[Items from a figure collection]
[start]
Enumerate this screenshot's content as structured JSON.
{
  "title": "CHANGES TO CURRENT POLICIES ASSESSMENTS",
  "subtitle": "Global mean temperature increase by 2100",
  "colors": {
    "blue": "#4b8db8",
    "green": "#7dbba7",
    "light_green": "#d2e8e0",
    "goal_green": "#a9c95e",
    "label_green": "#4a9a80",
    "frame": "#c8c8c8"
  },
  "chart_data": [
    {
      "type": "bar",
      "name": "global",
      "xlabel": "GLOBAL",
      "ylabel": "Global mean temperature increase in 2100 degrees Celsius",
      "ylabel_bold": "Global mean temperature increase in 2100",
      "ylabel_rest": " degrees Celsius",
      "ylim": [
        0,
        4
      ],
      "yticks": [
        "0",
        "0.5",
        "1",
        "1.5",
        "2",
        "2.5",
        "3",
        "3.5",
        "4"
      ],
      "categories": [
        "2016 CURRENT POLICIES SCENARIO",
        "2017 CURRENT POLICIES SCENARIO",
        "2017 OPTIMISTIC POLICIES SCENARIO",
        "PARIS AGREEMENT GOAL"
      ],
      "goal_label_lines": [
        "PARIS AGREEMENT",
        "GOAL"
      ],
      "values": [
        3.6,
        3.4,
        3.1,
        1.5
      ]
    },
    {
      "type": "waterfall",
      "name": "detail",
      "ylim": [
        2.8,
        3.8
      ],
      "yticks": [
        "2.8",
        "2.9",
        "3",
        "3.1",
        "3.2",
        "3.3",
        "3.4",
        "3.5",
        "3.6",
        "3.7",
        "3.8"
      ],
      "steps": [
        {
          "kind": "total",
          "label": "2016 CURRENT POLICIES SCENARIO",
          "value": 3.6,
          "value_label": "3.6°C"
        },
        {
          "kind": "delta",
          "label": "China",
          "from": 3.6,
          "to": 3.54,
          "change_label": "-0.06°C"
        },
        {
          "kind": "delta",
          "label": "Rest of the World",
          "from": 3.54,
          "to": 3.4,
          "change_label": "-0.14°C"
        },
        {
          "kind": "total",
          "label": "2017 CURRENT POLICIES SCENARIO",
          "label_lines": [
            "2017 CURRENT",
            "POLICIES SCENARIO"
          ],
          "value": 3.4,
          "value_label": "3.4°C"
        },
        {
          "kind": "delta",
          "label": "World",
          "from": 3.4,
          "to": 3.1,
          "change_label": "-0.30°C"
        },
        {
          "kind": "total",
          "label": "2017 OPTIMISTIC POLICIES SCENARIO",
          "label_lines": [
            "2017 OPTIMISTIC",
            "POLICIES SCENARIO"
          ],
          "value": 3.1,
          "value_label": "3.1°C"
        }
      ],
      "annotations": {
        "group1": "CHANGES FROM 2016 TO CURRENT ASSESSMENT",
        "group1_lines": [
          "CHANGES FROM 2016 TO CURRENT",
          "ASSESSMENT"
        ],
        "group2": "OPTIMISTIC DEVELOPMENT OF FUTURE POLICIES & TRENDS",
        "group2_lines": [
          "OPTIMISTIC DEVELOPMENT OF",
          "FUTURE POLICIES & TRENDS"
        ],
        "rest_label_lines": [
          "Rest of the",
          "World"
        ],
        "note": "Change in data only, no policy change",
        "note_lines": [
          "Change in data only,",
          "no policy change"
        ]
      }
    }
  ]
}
[end]
**What the task asks**
Each line of the material must be restated exactly.

**Problem solution**
Enumerate this screenshot's content as structured JSON.
{
  "title": "CHANGES TO CURRENT POLICIES ASSESSMENTS",
  "subtitle": "Global mean temperature increase by 2100",
  "colors": {
    "blue": "#4b8db8",
    "green": "#7dbba7",
    "light_green": "#d2e8e0",
    "goal_green": "#a9c95e",
    "label_green": "#4a9a80",
    "frame": "#c8c8c8"
  },
  "chart_data": [
    {
      "type": "bar",
      "name": "global",
      "xlabel": "GLOBAL",
      "ylabel": "Global mean temperature increase in 2100 degrees Celsius",
      "ylabel_bold": "Global mean temperature increase in 2100",
      "ylabel_rest": " degrees Celsius",
      "ylim": [
        0,
        4
      ],
      "yticks": [
        "0",
        "0.5",
        "1",
        "1.5",
        "2",
        "2.5",
        "3",
        "3.5",
        "4"
      ],
      "categories": [
        "2016 CURRENT POLICIES SCENARIO",
        "2017 CURRENT POLICIES SCENARIO",
        "2017 OPTIMISTIC POLICIES SCENARIO",
        "PARIS AGREEMENT GOAL"
      ],
      "goal_label_lines": [
        "PARIS AGREEMENT",
        "GOAL"
      ],
      "values": [
        3.6,
        3.4,
        3.1,
        1.5
      ]
    },
    {
      "type": "waterfall",
      "name": "detail",
      "ylim": [
        2.8,
        3.8
      ],
      "yticks": [
        "2.8",
        "2.9",
        "3",
        "3.1",
        "3.2",
        "3.3",
        "3.4",
        "3.5",
        "3.6",
        "3.7",
        "3.8"
      ],
      "steps": [
        {
          "kind": "total",
          "label": "2016 CURRENT POLICIES SCENARIO",
          "value": 3.6,
          "value_label": "3.6°C"
        },
        {
          "kind": "delta",
          "label": "China",
          "from": 3.6,
          "to": 3.54,
          "change_label": "-0.06°C"
        },
        {
          "kind": "delta",
          "label": "Rest of the World",
          "from": 3.54,
          "to": 3.4,
          "change_label": "-0.14°C"
        },
        {
          "kind": "total",
          "label": "2017 CURRENT POLICIES SCENARIO",
          "label_lines": [
            "2017 CURRENT",
            "POLICIES SCENARIO"
          ],
          "value": 3.4,
          "value_label": "3.4°C"
        },
        {
          "kind": "delta",
          "label": "World",
          "from": 3.4,
          "to": 3.1,
          "change_label": "-0.30°C"
        },
        {
          "kind": "total",
          "label": "2017 OPTIMISTIC POLICIES SCENARIO",
          "label_lines": [
            "2017 OPTIMISTIC",
            "POLICIES SCENARIO"
          ],
          "value": 3.1,
          "value_label": "3.1°C"
        }
      ],
      "annotations": {
        "group1": "CHANGES FROM 2016 TO CURRENT ASSESSMENT",
        "group1_lines": [
          "CHANGES FROM 2016 TO CURRENT",
          "ASSESSMENT"
        ],
        "group2": "OPTIMISTIC DEVELOPMENT OF FUTURE POLICIES & TRENDS",
        "group2_lines": [
          "OPTIMISTIC DEVELOPMENT OF",
          "FUTURE POLICIES & TRENDS"
        ],
        "rest_label_lines": [
          "Rest of the",
          "World"
        ],
        "note": "Change in data only, no policy change",
        "note_lines": [
          "Change in data only,",
          "no policy change"
        ]
      }
    }
  ]
}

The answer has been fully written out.